Record set:
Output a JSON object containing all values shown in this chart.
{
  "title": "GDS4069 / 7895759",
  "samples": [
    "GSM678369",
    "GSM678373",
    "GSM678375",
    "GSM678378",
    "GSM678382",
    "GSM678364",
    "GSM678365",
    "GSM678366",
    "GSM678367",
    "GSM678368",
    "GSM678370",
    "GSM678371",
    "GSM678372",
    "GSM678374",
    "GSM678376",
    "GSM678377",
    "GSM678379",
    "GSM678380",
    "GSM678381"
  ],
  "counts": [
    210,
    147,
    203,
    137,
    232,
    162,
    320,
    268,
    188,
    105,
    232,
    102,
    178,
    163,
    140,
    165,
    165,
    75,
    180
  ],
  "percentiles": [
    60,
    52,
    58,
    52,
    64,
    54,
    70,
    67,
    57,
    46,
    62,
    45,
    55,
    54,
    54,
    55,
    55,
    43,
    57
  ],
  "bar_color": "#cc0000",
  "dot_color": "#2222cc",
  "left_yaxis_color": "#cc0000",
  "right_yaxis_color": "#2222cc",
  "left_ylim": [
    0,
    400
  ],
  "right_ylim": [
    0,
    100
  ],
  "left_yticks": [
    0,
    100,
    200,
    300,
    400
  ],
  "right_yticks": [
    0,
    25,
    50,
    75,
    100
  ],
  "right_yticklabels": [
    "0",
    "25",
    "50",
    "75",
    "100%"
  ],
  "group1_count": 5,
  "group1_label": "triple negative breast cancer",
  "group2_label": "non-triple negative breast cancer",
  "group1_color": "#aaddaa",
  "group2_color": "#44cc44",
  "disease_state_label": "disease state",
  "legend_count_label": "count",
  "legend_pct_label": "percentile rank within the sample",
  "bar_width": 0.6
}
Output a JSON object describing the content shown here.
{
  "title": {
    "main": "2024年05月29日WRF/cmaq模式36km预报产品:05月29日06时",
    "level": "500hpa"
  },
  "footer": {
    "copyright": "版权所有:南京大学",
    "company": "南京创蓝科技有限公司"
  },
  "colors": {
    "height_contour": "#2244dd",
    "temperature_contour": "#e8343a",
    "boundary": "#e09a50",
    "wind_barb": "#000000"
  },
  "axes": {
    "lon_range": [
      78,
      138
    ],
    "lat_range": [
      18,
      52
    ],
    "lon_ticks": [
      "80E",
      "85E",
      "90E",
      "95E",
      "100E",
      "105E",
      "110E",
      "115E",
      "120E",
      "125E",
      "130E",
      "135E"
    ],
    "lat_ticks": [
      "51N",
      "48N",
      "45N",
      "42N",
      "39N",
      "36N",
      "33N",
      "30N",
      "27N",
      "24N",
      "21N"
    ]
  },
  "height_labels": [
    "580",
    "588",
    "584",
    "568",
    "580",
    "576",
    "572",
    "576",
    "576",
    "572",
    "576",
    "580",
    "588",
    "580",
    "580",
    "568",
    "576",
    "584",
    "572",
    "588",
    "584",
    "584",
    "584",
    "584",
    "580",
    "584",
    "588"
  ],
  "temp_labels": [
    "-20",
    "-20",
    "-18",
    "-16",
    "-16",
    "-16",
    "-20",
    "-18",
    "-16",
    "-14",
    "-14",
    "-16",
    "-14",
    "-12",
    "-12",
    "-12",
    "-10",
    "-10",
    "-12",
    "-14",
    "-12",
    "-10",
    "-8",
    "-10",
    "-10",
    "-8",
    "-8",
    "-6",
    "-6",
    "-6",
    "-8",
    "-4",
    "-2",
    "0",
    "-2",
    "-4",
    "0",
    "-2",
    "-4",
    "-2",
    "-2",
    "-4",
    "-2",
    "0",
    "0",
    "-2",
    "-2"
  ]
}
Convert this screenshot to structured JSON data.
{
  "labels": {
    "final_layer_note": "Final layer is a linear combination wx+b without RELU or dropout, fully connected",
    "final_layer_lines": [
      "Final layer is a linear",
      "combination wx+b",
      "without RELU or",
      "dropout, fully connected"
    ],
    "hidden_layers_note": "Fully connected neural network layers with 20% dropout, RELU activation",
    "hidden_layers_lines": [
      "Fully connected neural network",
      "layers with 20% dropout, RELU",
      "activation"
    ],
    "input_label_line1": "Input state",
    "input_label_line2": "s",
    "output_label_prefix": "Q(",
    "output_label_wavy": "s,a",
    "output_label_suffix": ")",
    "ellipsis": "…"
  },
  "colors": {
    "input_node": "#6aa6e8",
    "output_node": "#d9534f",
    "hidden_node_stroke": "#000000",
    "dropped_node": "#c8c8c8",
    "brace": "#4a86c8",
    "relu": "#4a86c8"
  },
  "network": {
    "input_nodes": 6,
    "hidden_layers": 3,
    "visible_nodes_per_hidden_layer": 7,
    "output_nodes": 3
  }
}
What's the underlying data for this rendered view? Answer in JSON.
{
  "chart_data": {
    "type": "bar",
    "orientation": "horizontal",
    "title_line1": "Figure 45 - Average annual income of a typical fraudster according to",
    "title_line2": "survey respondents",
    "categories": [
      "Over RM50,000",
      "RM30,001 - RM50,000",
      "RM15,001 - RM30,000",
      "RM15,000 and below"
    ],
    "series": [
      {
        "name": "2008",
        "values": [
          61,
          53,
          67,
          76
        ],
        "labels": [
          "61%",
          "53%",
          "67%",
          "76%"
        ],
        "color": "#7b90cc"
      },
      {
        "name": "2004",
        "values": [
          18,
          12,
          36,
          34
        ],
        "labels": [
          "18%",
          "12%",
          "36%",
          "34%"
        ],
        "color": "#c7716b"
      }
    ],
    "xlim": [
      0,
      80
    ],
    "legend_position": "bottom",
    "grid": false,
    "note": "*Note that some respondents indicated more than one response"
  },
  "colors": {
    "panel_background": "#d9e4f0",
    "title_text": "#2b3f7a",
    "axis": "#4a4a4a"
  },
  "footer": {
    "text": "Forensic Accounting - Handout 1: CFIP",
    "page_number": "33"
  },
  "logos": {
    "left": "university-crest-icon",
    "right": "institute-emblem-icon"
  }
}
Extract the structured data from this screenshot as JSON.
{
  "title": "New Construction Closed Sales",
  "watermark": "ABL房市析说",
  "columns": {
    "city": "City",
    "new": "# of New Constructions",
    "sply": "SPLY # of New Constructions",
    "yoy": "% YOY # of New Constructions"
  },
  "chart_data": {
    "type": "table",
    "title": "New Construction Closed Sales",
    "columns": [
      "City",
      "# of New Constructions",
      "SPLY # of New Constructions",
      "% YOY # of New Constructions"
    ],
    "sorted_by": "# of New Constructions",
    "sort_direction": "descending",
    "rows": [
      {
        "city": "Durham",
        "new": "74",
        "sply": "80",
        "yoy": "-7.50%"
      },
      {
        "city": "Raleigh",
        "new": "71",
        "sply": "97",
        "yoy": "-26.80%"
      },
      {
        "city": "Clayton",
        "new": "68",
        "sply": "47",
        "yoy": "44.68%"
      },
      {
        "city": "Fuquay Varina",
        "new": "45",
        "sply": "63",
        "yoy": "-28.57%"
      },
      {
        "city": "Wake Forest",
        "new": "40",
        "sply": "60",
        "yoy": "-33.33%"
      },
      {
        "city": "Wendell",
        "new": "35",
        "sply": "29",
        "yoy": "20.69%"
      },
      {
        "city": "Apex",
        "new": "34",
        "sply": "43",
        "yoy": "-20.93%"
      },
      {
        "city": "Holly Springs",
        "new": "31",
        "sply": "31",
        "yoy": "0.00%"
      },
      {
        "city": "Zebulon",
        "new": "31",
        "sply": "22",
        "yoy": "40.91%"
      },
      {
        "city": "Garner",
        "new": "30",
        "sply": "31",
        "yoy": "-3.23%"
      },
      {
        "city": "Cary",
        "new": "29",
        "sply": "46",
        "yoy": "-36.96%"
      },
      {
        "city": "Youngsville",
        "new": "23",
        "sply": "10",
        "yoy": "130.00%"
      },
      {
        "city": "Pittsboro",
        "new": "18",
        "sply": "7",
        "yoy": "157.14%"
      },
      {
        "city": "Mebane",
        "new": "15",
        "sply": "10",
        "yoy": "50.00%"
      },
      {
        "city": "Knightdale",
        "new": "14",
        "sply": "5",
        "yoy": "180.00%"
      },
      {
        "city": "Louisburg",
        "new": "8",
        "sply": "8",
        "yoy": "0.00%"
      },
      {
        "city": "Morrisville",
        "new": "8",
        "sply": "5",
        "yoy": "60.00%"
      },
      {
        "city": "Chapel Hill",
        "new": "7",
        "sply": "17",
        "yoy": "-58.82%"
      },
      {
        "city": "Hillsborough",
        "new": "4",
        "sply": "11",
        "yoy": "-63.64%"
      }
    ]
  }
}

Written exercise:
Examine the records and pull out every line where the string "icon" occurs.

Full output:
    "left": "university-crest-icon",
    "right": "institute-emblem-icon"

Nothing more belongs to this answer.